** START Exercise inputs **

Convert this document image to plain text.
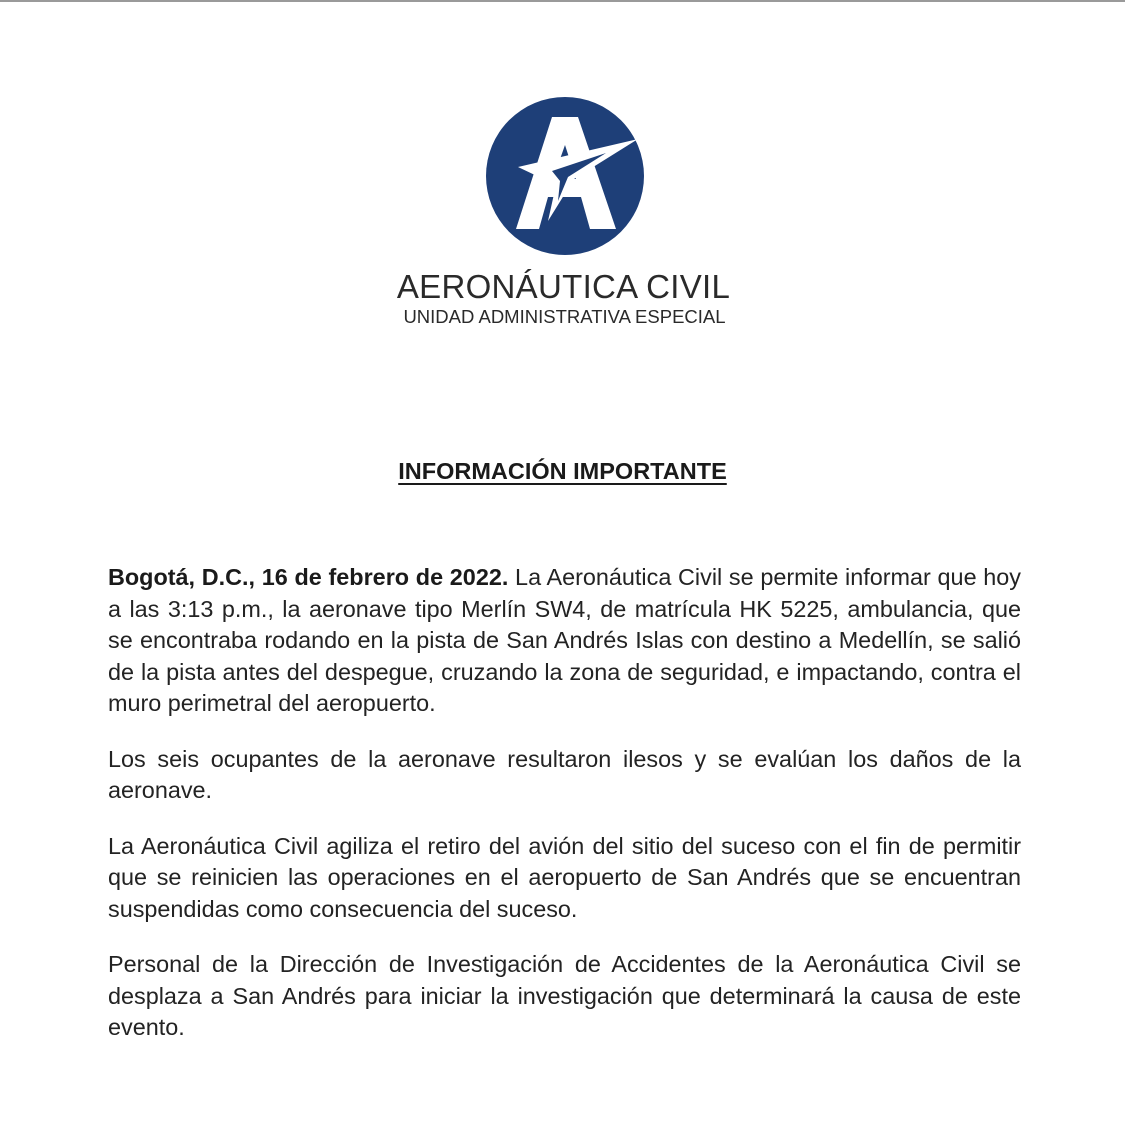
AERONÁUTICA CIVIL
UNIDAD ADMINISTRATIVA ESPECIAL
INFORMACIÓN IMPORTANTE

Bogotá, D.C., 16 de febrero de 2022. La Aeronáutica Civil se permite informar que hoy a las 3:13 p.m., la aeronave tipo Merlín SW4, de matrícula HK 5225, ambulancia, que se encontraba rodando en la pista de San Andrés Islas con destino a Medellín, se salió de la pista antes del despegue, cruzando la zona de seguridad, e impactando, contra el muro perimetral del aeropuerto.

Los seis ocupantes de la aeronave resultaron ilesos y se evalúan los daños de la aeronave.

La Aeronáutica Civil agiliza el retiro del avión del sitio del suceso con el fin de permitir que se reinicien las operaciones en el aeropuerto de San Andrés que se encuentran suspendidas como consecuencia del suceso.

Personal de la Dirección de Investigación de Accidentes de la Aeronáutica Civil se desplaza a San Andrés para iniciar la investigación que determinará la causa de este evento.
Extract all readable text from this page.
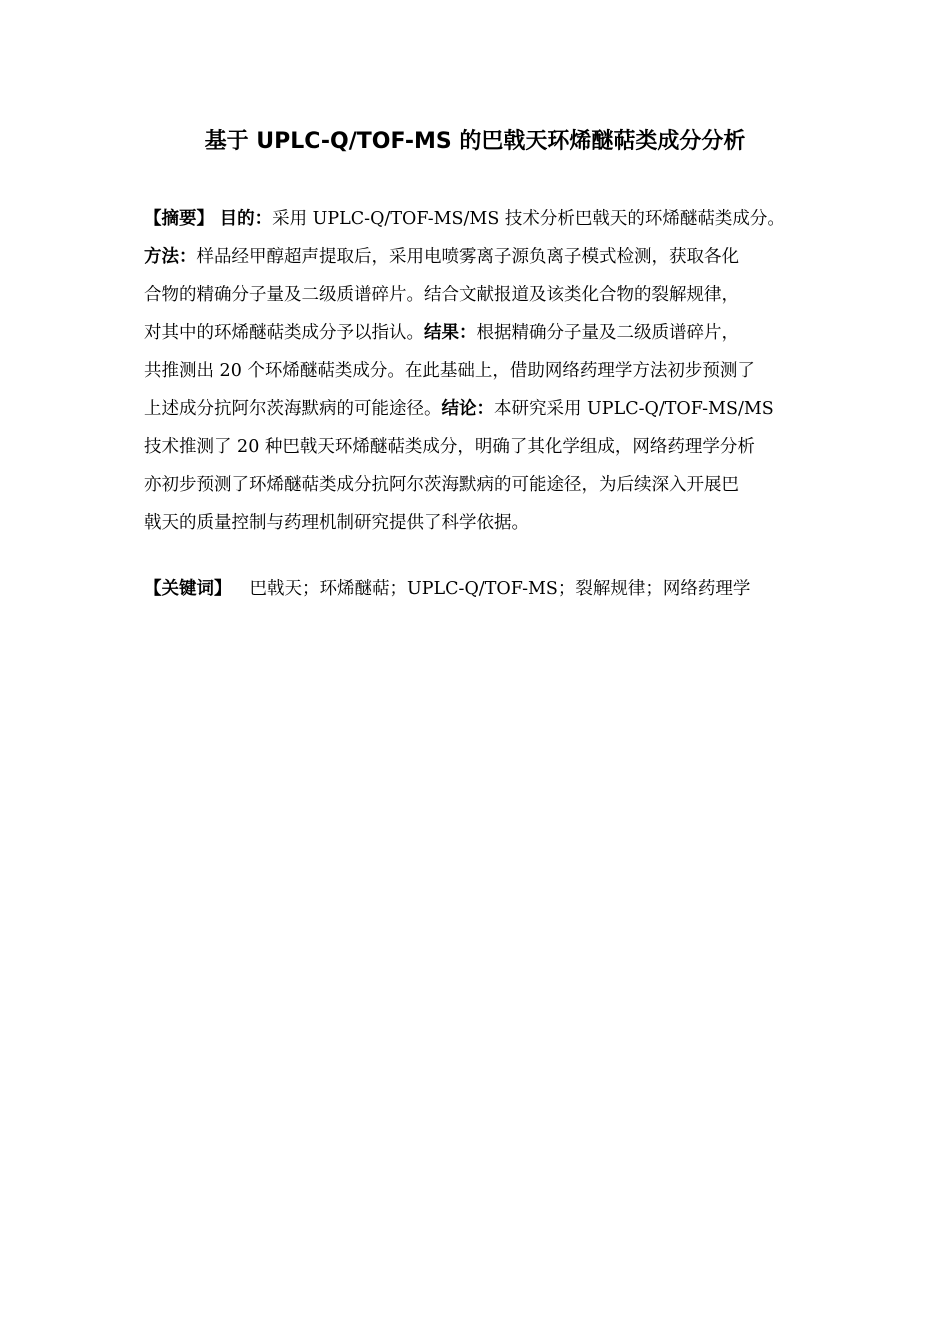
基于 UPLC-Q/TOF-MS 的巴戟天环烯醚萜类成分分析
【摘要】 目的：采用 UPLC-Q/TOF-MS/MS 技术分析巴戟天的环烯醚萜类成分。
方法：样品经甲醇超声提取后，采用电喷雾离子源负离子模式检测，获取各化
合物的精确分子量及二级质谱碎片。结合文献报道及该类化合物的裂解规律，
对其中的环烯醚萜类成分予以指认。结果：根据精确分子量及二级质谱碎片，
共推测出 20 个环烯醚萜类成分。在此基础上，借助网络药理学方法初步预测了
上述成分抗阿尔茨海默病的可能途径。结论：本研究采用 UPLC-Q/TOF-MS/MS
技术推测了 20 种巴戟天环烯醚萜类成分，明确了其化学组成，网络药理学分析
亦初步预测了环烯醚萜类成分抗阿尔茨海默病的可能途径，为后续深入开展巴
戟天的质量控制与药理机制研究提供了科学依据。
【关键词】 巴戟天；环烯醚萜；UPLC-Q/TOF-MS；裂解规律；网络药理学
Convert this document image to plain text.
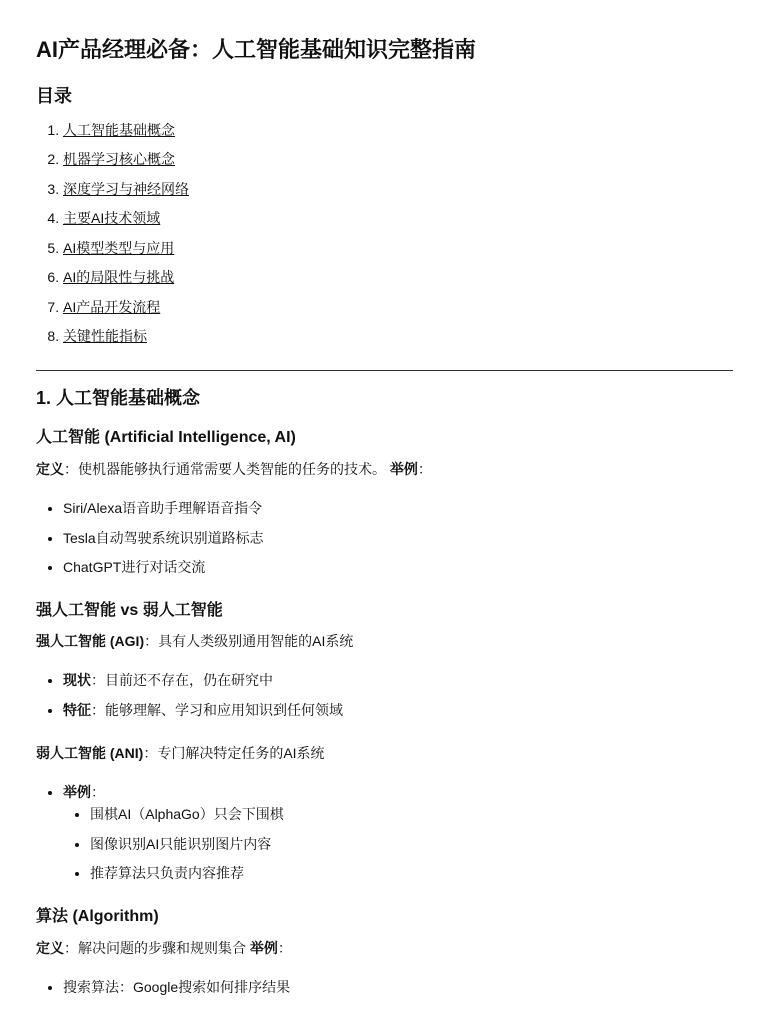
AI产品经理必备：人工智能基础知识完整指南
目录
1. 人工智能基础概念
2. 机器学习核心概念
3. 深度学习与神经网络
4. 主要AI技术领域
5. AI模型类型与应用
6. AI的局限性与挑战
7. AI产品开发流程
8. 关键性能指标
1. 人工智能基础概念
人工智能 (Artificial Intelligence, AI)

定义：使机器能够执行通常需要人类智能的任务的技术。 举例：

• Siri/Alexa语音助手理解语音指令
• Tesla自动驾驶系统识别道路标志
• ChatGPT进行对话交流
强人工智能 vs 弱人工智能

强人工智能 (AGI)：具有人类级别通用智能的AI系统

• 现状：目前还不存在，仍在研究中
• 特征：能够理解、学习和应用知识到任何领域

弱人工智能 (ANI)：专门解决特定任务的AI系统

• 举例：
• 围棋AI（AlphaGo）只会下围棋
• 图像识别AI只能识别图片内容
• 推荐算法只负责内容推荐
算法 (Algorithm)

定义：解决问题的步骤和规则集合 举例：

• 搜索算法：Google搜索如何排序结果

** END Exercise inputs **

Every line above should be repeated exactly; pictures stay out of the copy.

Solution to the problem:
Convert this document image to plain text.
AERONÁUTICA CIVIL
UNIDAD ADMINISTRATIVA ESPECIAL
INFORMACIÓN IMPORTANTE

Bogotá, D.C., 16 de febrero de 2022. La Aeronáutica Civil se permite informar que hoy a las 3:13 p.m., la aeronave tipo Merlín SW4, de matrícula HK 5225, ambulancia, que se encontraba rodando en la pista de San Andrés Islas con destino a Medellín, se salió de la pista antes del despegue, cruzando la zona de seguridad, e impactando, contra el muro perimetral del aeropuerto.

Los seis ocupantes de la aeronave resultaron ilesos y se evalúan los daños de la aeronave.

La Aeronáutica Civil agiliza el retiro del avión del sitio del suceso con el fin de permitir que se reinicien las operaciones en el aeropuerto de San Andrés que se encuentran suspendidas como consecuencia del suceso.

Personal de la Dirección de Investigación de Accidentes de la Aeronáutica Civil se desplaza a San Andrés para iniciar la investigación que determinará la causa de este evento.
Extract all readable text from this page.
基于 UPLC-Q/TOF-MS 的巴戟天环烯醚萜类成分分析
【摘要】 目的：采用 UPLC-Q/TOF-MS/MS 技术分析巴戟天的环烯醚萜类成分。
方法：样品经甲醇超声提取后，采用电喷雾离子源负离子模式检测，获取各化
合物的精确分子量及二级质谱碎片。结合文献报道及该类化合物的裂解规律，
对其中的环烯醚萜类成分予以指认。结果：根据精确分子量及二级质谱碎片，
共推测出 20 个环烯醚萜类成分。在此基础上，借助网络药理学方法初步预测了
上述成分抗阿尔茨海默病的可能途径。结论：本研究采用 UPLC-Q/TOF-MS/MS
技术推测了 20 种巴戟天环烯醚萜类成分，明确了其化学组成，网络药理学分析
亦初步预测了环烯醚萜类成分抗阿尔茨海默病的可能途径，为后续深入开展巴
戟天的质量控制与药理机制研究提供了科学依据。
【关键词】 巴戟天；环烯醚萜；UPLC-Q/TOF-MS；裂解规律；网络药理学
Convert this document image to plain text.
AI产品经理必备：人工智能基础知识完整指南
目录
1. 人工智能基础概念
2. 机器学习核心概念
3. 深度学习与神经网络
4. 主要AI技术领域
5. AI模型类型与应用
6. AI的局限性与挑战
7. AI产品开发流程
8. 关键性能指标
1. 人工智能基础概念
人工智能 (Artificial Intelligence, AI)

定义：使机器能够执行通常需要人类智能的任务的技术。 举例：

• Siri/Alexa语音助手理解语音指令
• Tesla自动驾驶系统识别道路标志
• ChatGPT进行对话交流
强人工智能 vs 弱人工智能

强人工智能 (AGI)：具有人类级别通用智能的AI系统

• 现状：目前还不存在，仍在研究中
• 特征：能够理解、学习和应用知识到任何领域

弱人工智能 (ANI)：专门解决特定任务的AI系统

• 举例：
• 围棋AI（AlphaGo）只会下围棋
• 图像识别AI只能识别图片内容
• 推荐算法只负责内容推荐
算法 (Algorithm)

定义：解决问题的步骤和规则集合 举例：

• 搜索算法：Google搜索如何排序结果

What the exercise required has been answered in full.